Read the listing below and copy out every line that holds "JSON".

* * * * *

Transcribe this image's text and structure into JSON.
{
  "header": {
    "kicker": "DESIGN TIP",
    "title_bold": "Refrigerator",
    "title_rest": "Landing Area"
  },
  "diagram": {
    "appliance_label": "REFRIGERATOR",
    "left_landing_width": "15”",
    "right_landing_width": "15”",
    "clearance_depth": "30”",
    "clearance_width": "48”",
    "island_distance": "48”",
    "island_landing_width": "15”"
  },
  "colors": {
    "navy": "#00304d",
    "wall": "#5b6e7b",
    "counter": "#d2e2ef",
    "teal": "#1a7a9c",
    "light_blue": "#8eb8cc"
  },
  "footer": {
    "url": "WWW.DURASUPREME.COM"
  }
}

* * * * *

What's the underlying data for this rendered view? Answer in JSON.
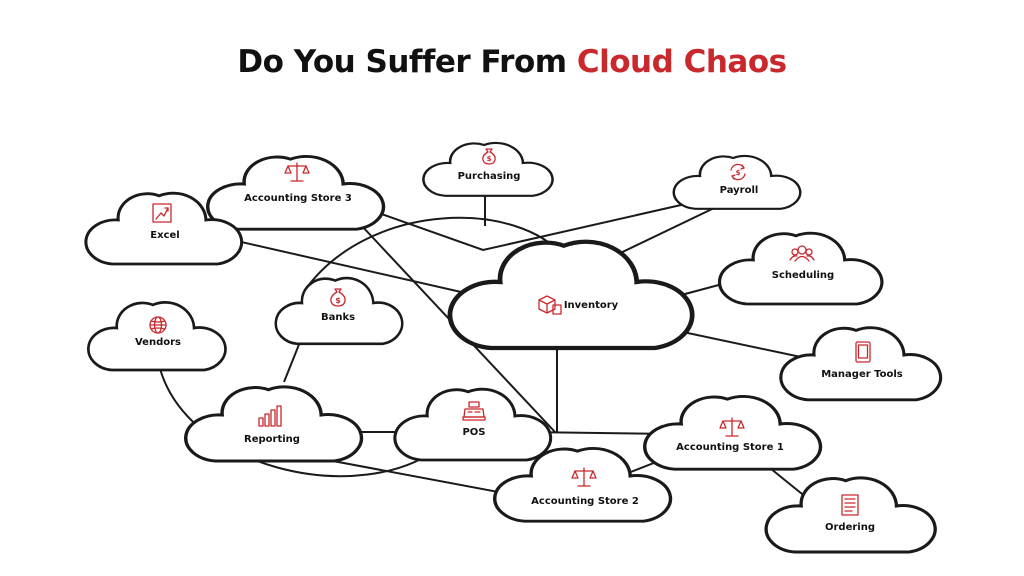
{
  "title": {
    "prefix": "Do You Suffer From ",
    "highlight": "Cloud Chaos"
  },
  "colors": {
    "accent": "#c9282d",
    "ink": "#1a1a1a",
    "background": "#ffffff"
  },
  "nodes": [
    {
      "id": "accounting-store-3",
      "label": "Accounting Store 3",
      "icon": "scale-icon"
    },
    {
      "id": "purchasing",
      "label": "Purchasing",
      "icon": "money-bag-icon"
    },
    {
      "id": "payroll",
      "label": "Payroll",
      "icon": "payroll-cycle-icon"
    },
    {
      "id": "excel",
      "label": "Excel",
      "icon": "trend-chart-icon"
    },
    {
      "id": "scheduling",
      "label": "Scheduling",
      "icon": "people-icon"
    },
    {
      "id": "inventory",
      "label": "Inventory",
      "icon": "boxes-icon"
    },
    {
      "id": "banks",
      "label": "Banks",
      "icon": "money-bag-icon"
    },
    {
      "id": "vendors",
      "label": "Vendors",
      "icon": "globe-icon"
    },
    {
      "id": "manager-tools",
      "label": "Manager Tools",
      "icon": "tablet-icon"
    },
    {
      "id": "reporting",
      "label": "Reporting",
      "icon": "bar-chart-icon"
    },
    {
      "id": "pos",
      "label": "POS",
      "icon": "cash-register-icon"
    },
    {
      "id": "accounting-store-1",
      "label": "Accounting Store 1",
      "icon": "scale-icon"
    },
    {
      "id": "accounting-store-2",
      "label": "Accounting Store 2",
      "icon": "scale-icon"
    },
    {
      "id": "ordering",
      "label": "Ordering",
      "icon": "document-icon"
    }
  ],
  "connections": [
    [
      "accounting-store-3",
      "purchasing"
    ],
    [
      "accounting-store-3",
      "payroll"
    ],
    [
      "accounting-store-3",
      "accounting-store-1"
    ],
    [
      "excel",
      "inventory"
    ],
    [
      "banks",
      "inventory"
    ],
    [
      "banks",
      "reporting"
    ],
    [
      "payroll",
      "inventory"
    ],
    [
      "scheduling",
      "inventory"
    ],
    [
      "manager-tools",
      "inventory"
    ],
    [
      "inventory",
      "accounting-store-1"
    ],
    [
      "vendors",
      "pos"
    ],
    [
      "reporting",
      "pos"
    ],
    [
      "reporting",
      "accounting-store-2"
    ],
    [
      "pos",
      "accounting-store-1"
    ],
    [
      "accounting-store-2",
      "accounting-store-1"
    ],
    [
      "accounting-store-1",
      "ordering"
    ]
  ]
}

* * * * *

## Written solution
Transcribe this image's text and structure into JSON.
What's the underlying data for this rendered view? Answer in JSON.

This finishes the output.